What is being asked: Extract the full listing verbatim and drop any pictures from your copy.

Rows from a dataset
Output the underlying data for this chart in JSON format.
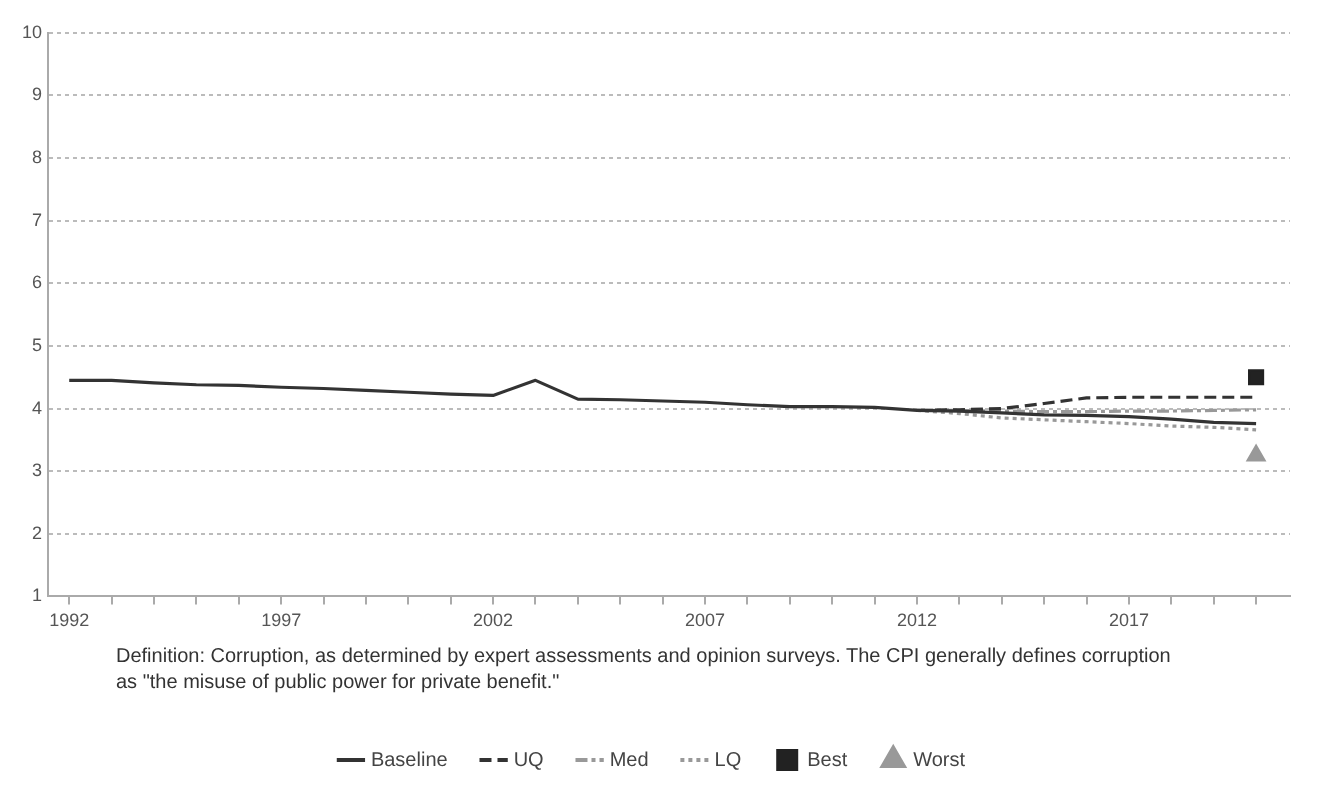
{
  "chart_data": {
    "type": "line",
    "x": [
      1992,
      1993,
      1994,
      1995,
      1996,
      1997,
      1998,
      1999,
      2000,
      2001,
      2002,
      2003,
      2004,
      2005,
      2006,
      2007,
      2008,
      2009,
      2010,
      2011,
      2012,
      2013,
      2014,
      2015,
      2016,
      2017,
      2018,
      2019,
      2020
    ],
    "series": [
      {
        "name": "Baseline",
        "color": "#333333",
        "line_style": "solid",
        "values": [
          4.45,
          4.45,
          4.41,
          4.38,
          4.37,
          4.34,
          4.32,
          4.29,
          4.26,
          4.23,
          4.21,
          4.45,
          4.15,
          4.14,
          4.12,
          4.1,
          4.06,
          4.03,
          4.03,
          4.02,
          3.97,
          3.96,
          3.93,
          3.9,
          3.89,
          3.87,
          3.83,
          3.78,
          3.76
        ]
      },
      {
        "name": "UQ",
        "color": "#333333",
        "line_style": "dashed",
        "x": [
          2012,
          2013,
          2014,
          2015,
          2016,
          2017,
          2018,
          2019,
          2020
        ],
        "values": [
          3.97,
          3.98,
          4.0,
          4.08,
          4.17,
          4.18,
          4.18,
          4.18,
          4.18
        ]
      },
      {
        "name": "Med",
        "color": "#999999",
        "line_style": "dashdot",
        "x": [
          2012,
          2013,
          2014,
          2015,
          2016,
          2017,
          2018,
          2019,
          2020
        ],
        "values": [
          3.97,
          3.97,
          3.96,
          3.95,
          3.95,
          3.96,
          3.96,
          3.97,
          3.98
        ]
      },
      {
        "name": "LQ",
        "color": "#999999",
        "line_style": "dotted",
        "x": [
          2012,
          2013,
          2014,
          2015,
          2016,
          2017,
          2018,
          2019,
          2020
        ],
        "values": [
          3.97,
          3.92,
          3.85,
          3.82,
          3.79,
          3.76,
          3.72,
          3.7,
          3.66
        ]
      },
      {
        "name": "Best",
        "type": "scatter",
        "marker": "square",
        "color": "#222222",
        "x": [
          2020
        ],
        "values": [
          4.5
        ]
      },
      {
        "name": "Worst",
        "type": "scatter",
        "marker": "triangle",
        "color": "#999999",
        "x": [
          2020
        ],
        "values": [
          3.25
        ]
      }
    ],
    "xlim": [
      1991.5,
      2020.8
    ],
    "xticks": [
      1992,
      {
        "value": 1993,
        "label": null
      },
      {
        "value": 1994,
        "label": null
      },
      {
        "value": 1995,
        "label": null
      },
      {
        "value": 1996,
        "label": null
      },
      1997,
      {
        "value": 1998,
        "label": null
      },
      {
        "value": 1999,
        "label": null
      },
      {
        "value": 2000,
        "label": null
      },
      {
        "value": 2001,
        "label": null
      },
      2002,
      {
        "value": 2003,
        "label": null
      },
      {
        "value": 2004,
        "label": null
      },
      {
        "value": 2005,
        "label": null
      },
      {
        "value": 2006,
        "label": null
      },
      2007,
      {
        "value": 2008,
        "label": null
      },
      {
        "value": 2009,
        "label": null
      },
      {
        "value": 2010,
        "label": null
      },
      {
        "value": 2011,
        "label": null
      },
      2012,
      {
        "value": 2013,
        "label": null
      },
      {
        "value": 2014,
        "label": null
      },
      {
        "value": 2015,
        "label": null
      },
      {
        "value": 2016,
        "label": null
      },
      2017,
      {
        "value": 2018,
        "label": null
      },
      {
        "value": 2019,
        "label": null
      },
      {
        "value": 2020,
        "label": null
      }
    ],
    "ylim": [
      1,
      10
    ],
    "yticks": [
      1,
      2,
      3,
      4,
      5,
      6,
      7,
      8,
      9,
      10
    ],
    "grid": "y",
    "legend": "bottom",
    "annotations": [
      "Definition: Corruption, as determined by expert assessments and opinion surveys. The CPI generally defines corruption as \"the misuse of public power for private benefit.\""
    ]
  }
}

Answer in full:
Output the underlying data for this chart in JSON format.
{
  "chart_data": {
    "type": "line",
    "x": [
      1992,
      1993,
      1994,
      1995,
      1996,
      1997,
      1998,
      1999,
      2000,
      2001,
      2002,
      2003,
      2004,
      2005,
      2006,
      2007,
      2008,
      2009,
      2010,
      2011,
      2012,
      2013,
      2014,
      2015,
      2016,
      2017,
      2018,
      2019,
      2020
    ],
    "series": [
      {
        "name": "Baseline",
        "color": "#333333",
        "line_style": "solid",
        "values": [
          4.45,
          4.45,
          4.41,
          4.38,
          4.37,
          4.34,
          4.32,
          4.29,
          4.26,
          4.23,
          4.21,
          4.45,
          4.15,
          4.14,
          4.12,
          4.1,
          4.06,
          4.03,
          4.03,
          4.02,
          3.97,
          3.96,
          3.93,
          3.9,
          3.89,
          3.87,
          3.83,
          3.78,
          3.76
        ]
      },
      {
        "name": "UQ",
        "color": "#333333",
        "line_style": "dashed",
        "x": [
          2012,
          2013,
          2014,
          2015,
          2016,
          2017,
          2018,
          2019,
          2020
        ],
        "values": [
          3.97,
          3.98,
          4.0,
          4.08,
          4.17,
          4.18,
          4.18,
          4.18,
          4.18
        ]
      },
      {
        "name": "Med",
        "color": "#999999",
        "line_style": "dashdot",
        "x": [
          2012,
          2013,
          2014,
          2015,
          2016,
          2017,
          2018,
          2019,
          2020
        ],
        "values": [
          3.97,
          3.97,
          3.96,
          3.95,
          3.95,
          3.96,
          3.96,
          3.97,
          3.98
        ]
      },
      {
        "name": "LQ",
        "color": "#999999",
        "line_style": "dotted",
        "x": [
          2012,
          2013,
          2014,
          2015,
          2016,
          2017,
          2018,
          2019,
          2020
        ],
        "values": [
          3.97,
          3.92,
          3.85,
          3.82,
          3.79,
          3.76,
          3.72,
          3.7,
          3.66
        ]
      },
      {
        "name": "Best",
        "type": "scatter",
        "marker": "square",
        "color": "#222222",
        "x": [
          2020
        ],
        "values": [
          4.5
        ]
      },
      {
        "name": "Worst",
        "type": "scatter",
        "marker": "triangle",
        "color": "#999999",
        "x": [
          2020
        ],
        "values": [
          3.25
        ]
      }
    ],
    "xlim": [
      1991.5,
      2020.8
    ],
    "xticks": [
      1992,
      {
        "value": 1993,
        "label": null
      },
      {
        "value": 1994,
        "label": null
      },
      {
        "value": 1995,
        "label": null
      },
      {
        "value": 1996,
        "label": null
      },
      1997,
      {
        "value": 1998,
        "label": null
      },
      {
        "value": 1999,
        "label": null
      },
      {
        "value": 2000,
        "label": null
      },
      {
        "value": 2001,
        "label": null
      },
      2002,
      {
        "value": 2003,
        "label": null
      },
      {
        "value": 2004,
        "label": null
      },
      {
        "value": 2005,
        "label": null
      },
      {
        "value": 2006,
        "label": null
      },
      2007,
      {
        "value": 2008,
        "label": null
      },
      {
        "value": 2009,
        "label": null
      },
      {
        "value": 2010,
        "label": null
      },
      {
        "value": 2011,
        "label": null
      },
      2012,
      {
        "value": 2013,
        "label": null
      },
      {
        "value": 2014,
        "label": null
      },
      {
        "value": 2015,
        "label": null
      },
      {
        "value": 2016,
        "label": null
      },
      2017,
      {
        "value": 2018,
        "label": null
      },
      {
        "value": 2019,
        "label": null
      },
      {
        "value": 2020,
        "label": null
      }
    ],
    "ylim": [
      1,
      10
    ],
    "yticks": [
      1,
      2,
      3,
      4,
      5,
      6,
      7,
      8,
      9,
      10
    ],
    "grid": "y",
    "legend": "bottom",
    "annotations": [
      "Definition: Corruption, as determined by expert assessments and opinion surveys. The CPI generally defines corruption as \"the misuse of public power for private benefit.\""
    ]
  }
}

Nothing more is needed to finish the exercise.